Fully utilizing pipelines on kaby lake

Question

(Followup code-review question here, with more details of the context of this loop.)

Environment:

Windows 7 x64
VS 2017 community
Targeting x64 code on Intel i7700k (kaby lake)

I don't write a lot of assembler code, and when I do, it's either short enough or simple enough that I don't have to worry much about squeezing the maximum amount of perf out of it. My more complex code is usually written in C and I let the compiler's optimizers worry about latency, code alignment, etc.

However in my current project, MSVC's optimizer does a remarkably poor job on the code in my critical path. So...

I haven't yet found a good tool that does either a static or runtime analysis of x64 assembler code with a view to removing stalls, improving latency, etc. All I've got is the VS profiler which tells me (roughly) which instructions are taking the most time. And the clock on the wall that tells me if the latest change has made things better or worse.

As an alternative, I've been slogging my way thru Agner's docs with the hope of squeezing some more perf out of my code. The problem is that it's hard to understand any of his work until you understand all of it. But pieces of it make sense, and I'm trying to apply what I have learned.

What that in mind, here's the core of my innermost loop which (not surprisingly) is where the VS profiler says my time is being spent:

nottop:

vpminub ymm2, ymm2, ymm3 ; reset out of range values
vpsubb  ymm2, ymm2, ymm0 ; take a step

top:
vptest  ymm2, ymm1       ; check for out of range values
jnz nottop

; Outer loop that does some math, does a "vpsubb ymm2, ymm2, ymm0",
; and eventually jumps back to top

Yup, this is pretty much a textbook example of a dependency chain: Each instruction in this tight little loop depends upon the results of the previous operation. This means there can be no parallelism, which means I'm not taking full advantage of the processor.

→ Written task A
In the Kaby Lake pipelines question, which processor is the x64 code targeting?
→ Written task B
Please extract from the Kaby Lake pipelines question the part that opens with the words containing "Windows 7 x64" and closes with "critical path. So...".
The listing isn't needed for any of this.

→ Provided information
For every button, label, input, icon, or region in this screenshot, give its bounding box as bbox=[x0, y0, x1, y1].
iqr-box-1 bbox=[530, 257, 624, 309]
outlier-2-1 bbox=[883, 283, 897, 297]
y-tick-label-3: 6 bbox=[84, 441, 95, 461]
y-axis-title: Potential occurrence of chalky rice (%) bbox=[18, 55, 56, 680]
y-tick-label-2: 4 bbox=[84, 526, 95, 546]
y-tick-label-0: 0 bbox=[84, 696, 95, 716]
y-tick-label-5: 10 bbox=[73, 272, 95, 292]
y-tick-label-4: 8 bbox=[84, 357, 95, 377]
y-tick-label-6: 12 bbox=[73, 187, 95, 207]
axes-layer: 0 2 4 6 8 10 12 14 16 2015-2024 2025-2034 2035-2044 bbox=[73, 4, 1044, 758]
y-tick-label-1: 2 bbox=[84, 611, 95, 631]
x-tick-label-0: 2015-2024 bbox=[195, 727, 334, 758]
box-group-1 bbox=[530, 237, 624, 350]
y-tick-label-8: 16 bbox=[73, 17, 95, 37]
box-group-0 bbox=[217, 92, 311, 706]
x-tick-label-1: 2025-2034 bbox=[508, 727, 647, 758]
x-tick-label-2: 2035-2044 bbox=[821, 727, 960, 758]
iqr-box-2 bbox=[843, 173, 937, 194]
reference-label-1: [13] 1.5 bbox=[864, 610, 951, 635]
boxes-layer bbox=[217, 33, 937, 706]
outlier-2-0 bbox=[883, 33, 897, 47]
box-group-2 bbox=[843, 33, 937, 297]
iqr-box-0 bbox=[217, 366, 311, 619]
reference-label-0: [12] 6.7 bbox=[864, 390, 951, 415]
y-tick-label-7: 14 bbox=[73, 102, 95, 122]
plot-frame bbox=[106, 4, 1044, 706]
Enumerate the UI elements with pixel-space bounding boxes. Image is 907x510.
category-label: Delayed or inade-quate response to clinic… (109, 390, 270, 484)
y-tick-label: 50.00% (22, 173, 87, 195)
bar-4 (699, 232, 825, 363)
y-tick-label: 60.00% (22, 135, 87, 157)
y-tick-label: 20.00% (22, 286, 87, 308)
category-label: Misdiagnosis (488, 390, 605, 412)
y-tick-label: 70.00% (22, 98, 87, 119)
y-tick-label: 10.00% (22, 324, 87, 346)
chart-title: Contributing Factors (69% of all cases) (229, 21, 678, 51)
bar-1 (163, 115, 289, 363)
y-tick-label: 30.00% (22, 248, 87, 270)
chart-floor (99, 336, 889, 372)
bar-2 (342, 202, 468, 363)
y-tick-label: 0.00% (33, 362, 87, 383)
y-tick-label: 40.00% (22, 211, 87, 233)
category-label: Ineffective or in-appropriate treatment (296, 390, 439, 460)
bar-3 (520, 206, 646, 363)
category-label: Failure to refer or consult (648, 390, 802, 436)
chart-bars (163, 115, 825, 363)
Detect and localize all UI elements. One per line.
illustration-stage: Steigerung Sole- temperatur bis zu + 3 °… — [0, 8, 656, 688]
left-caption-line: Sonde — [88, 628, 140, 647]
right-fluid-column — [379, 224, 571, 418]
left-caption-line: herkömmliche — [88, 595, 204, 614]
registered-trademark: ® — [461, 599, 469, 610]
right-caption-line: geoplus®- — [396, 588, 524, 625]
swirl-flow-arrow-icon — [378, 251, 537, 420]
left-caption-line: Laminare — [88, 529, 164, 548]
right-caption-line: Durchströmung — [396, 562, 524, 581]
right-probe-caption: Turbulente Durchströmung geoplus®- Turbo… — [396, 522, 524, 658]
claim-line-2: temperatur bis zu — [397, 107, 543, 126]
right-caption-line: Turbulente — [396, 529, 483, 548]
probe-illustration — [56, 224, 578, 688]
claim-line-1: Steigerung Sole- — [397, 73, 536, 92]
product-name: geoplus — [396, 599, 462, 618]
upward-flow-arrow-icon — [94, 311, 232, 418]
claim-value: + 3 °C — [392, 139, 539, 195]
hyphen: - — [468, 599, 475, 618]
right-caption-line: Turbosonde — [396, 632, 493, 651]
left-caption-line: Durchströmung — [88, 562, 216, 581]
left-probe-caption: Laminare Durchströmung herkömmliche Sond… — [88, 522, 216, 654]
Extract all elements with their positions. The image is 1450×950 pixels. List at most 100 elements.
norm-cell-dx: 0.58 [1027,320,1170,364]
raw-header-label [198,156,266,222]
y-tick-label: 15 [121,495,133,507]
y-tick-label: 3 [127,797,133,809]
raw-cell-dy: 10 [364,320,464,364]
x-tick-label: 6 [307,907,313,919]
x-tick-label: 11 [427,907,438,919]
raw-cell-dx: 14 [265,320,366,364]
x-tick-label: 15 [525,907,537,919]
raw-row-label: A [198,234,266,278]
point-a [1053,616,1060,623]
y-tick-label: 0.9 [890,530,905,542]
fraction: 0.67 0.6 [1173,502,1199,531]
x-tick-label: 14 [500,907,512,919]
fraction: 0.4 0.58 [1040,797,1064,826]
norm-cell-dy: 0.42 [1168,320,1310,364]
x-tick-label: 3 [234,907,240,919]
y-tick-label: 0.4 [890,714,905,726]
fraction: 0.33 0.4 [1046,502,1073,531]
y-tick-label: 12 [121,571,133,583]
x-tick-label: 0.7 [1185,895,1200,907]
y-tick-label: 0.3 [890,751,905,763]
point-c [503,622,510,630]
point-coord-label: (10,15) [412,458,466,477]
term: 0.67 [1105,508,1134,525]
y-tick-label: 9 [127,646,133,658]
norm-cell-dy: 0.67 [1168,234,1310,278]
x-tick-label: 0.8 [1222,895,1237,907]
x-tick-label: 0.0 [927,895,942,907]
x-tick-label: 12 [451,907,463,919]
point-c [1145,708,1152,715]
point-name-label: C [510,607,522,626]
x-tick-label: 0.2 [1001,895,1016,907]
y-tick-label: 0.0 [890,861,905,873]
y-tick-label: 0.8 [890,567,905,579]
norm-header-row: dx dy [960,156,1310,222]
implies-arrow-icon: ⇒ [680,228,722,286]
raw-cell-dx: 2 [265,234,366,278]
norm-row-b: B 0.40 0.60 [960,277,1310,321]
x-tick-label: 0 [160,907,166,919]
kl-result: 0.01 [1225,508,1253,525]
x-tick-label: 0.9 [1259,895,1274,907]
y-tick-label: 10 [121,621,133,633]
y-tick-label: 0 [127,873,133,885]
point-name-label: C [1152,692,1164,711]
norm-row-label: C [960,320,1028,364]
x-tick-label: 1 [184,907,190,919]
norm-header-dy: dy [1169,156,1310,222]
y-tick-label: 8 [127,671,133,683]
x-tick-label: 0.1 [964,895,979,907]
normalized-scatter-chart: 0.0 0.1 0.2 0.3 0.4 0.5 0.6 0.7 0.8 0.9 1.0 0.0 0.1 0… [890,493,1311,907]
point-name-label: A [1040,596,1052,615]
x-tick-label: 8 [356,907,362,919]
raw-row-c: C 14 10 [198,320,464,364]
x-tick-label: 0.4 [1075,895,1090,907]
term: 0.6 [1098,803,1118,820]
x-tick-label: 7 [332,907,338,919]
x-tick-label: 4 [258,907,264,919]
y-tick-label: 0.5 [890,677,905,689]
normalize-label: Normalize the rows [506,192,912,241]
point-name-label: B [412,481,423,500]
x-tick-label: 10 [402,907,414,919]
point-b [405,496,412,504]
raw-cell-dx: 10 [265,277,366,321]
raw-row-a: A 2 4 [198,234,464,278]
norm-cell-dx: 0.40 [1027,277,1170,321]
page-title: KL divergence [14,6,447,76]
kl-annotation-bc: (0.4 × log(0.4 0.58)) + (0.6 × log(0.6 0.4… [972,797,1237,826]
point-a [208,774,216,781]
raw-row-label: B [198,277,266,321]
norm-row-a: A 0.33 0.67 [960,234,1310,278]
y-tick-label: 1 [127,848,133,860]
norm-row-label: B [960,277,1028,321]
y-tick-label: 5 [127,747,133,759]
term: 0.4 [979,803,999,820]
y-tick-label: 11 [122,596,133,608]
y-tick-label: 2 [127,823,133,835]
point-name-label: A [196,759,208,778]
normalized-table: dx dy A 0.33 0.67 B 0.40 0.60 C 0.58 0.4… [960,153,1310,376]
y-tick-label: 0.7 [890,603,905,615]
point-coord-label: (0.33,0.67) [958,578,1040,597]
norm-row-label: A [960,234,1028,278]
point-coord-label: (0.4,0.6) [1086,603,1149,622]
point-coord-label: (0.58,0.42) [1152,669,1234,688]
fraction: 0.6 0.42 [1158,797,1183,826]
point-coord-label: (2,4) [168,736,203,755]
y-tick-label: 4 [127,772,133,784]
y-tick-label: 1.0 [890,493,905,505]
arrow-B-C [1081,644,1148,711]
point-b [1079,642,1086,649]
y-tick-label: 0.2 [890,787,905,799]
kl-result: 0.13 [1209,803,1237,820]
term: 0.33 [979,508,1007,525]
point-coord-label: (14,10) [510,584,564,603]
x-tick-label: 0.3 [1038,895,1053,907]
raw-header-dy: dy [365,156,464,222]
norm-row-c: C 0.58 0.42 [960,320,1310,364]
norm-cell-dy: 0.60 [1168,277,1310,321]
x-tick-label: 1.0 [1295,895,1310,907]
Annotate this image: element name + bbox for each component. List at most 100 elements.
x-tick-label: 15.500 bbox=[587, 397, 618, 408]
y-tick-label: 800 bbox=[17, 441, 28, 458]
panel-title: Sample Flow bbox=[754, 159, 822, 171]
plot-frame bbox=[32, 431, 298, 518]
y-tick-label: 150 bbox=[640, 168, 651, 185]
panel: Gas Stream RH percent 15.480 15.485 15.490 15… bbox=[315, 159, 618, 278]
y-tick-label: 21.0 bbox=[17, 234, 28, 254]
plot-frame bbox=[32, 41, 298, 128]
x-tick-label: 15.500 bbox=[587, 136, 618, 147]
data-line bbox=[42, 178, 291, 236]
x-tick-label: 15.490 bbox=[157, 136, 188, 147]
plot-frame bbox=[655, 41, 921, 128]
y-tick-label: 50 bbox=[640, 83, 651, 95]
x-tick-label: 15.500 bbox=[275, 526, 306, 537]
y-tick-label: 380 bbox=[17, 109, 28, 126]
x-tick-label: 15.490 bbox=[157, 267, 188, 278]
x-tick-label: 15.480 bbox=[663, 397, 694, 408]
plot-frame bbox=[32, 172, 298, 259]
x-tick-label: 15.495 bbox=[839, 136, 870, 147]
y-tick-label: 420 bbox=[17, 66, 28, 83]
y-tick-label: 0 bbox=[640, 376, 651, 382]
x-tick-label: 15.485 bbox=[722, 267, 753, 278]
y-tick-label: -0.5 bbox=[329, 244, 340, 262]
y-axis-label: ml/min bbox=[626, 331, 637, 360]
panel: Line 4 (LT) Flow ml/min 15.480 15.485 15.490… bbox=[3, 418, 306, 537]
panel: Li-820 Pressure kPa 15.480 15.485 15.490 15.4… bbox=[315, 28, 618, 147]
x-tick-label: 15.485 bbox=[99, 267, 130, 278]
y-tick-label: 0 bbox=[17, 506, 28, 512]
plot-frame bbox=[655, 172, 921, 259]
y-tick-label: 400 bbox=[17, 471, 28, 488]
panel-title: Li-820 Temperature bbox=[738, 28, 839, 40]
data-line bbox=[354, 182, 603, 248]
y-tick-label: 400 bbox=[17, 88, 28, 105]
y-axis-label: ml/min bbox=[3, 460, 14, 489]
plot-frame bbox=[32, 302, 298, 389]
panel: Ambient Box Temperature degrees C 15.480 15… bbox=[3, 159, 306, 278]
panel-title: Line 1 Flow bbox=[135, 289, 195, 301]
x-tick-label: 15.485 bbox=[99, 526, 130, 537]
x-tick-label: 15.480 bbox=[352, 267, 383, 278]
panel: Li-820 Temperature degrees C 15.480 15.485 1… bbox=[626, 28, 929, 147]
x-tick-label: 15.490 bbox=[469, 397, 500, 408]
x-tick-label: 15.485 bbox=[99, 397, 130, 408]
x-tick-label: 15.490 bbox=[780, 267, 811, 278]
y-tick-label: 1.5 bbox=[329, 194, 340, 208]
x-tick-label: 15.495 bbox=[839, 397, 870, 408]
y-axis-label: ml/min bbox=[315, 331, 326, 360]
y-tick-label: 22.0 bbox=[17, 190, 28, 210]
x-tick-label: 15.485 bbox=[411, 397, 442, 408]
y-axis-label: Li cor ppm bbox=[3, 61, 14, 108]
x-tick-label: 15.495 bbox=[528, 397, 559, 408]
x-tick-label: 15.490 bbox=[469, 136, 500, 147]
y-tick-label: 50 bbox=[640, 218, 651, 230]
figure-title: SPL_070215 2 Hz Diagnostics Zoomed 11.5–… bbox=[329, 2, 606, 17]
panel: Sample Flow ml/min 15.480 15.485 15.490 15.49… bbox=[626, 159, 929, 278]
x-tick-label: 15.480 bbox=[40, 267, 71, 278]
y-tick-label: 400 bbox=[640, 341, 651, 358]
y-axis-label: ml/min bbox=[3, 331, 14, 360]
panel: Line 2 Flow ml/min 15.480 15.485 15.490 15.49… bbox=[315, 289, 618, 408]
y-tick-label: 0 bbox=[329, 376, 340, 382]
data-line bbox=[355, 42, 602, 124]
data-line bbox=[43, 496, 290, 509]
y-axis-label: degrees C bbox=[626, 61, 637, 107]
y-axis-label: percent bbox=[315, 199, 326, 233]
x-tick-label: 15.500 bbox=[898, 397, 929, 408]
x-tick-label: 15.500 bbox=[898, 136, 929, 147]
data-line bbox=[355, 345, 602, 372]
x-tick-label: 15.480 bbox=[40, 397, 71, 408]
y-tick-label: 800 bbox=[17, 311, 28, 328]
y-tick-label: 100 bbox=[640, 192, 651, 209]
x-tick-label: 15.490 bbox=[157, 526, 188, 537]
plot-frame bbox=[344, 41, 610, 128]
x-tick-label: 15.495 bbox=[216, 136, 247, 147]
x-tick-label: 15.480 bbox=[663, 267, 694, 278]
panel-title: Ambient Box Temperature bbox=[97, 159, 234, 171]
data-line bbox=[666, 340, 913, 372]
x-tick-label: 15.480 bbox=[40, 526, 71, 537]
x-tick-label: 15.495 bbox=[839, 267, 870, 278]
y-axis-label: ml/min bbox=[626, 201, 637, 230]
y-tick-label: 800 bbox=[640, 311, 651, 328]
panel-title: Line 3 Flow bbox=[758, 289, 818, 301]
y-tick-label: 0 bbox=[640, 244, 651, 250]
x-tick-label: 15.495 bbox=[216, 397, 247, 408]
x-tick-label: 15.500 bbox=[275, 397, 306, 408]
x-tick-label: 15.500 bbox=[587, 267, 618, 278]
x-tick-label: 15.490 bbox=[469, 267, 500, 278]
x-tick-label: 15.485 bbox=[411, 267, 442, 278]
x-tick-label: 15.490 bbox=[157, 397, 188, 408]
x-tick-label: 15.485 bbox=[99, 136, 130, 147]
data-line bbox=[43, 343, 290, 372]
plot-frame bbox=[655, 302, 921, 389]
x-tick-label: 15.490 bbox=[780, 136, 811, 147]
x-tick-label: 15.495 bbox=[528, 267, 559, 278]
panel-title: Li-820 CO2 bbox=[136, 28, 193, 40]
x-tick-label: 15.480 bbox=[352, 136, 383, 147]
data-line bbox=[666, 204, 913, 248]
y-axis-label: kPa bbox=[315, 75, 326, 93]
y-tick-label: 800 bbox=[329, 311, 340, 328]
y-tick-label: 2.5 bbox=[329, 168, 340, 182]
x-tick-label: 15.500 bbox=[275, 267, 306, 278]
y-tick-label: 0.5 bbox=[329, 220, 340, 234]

→ Expected output A
An Intel i7700k (Kaby Lake).

→ Expected output B
Windows 7 x64
VS 2017 community
Targeting x64 code on Intel i7700k (kaby lake)

I don't write a lot of assembler code, and when I do, it's either short enough or simple enough that I don't have to worry much about squeezing the maximum amount of perf out of it. My more complex code is usually written in C and I let the compiler's optimizers worry about latency, code alignment, etc.

However in my current project, MSVC's optimizer does a remarkably poor job on the code in my critical path. So...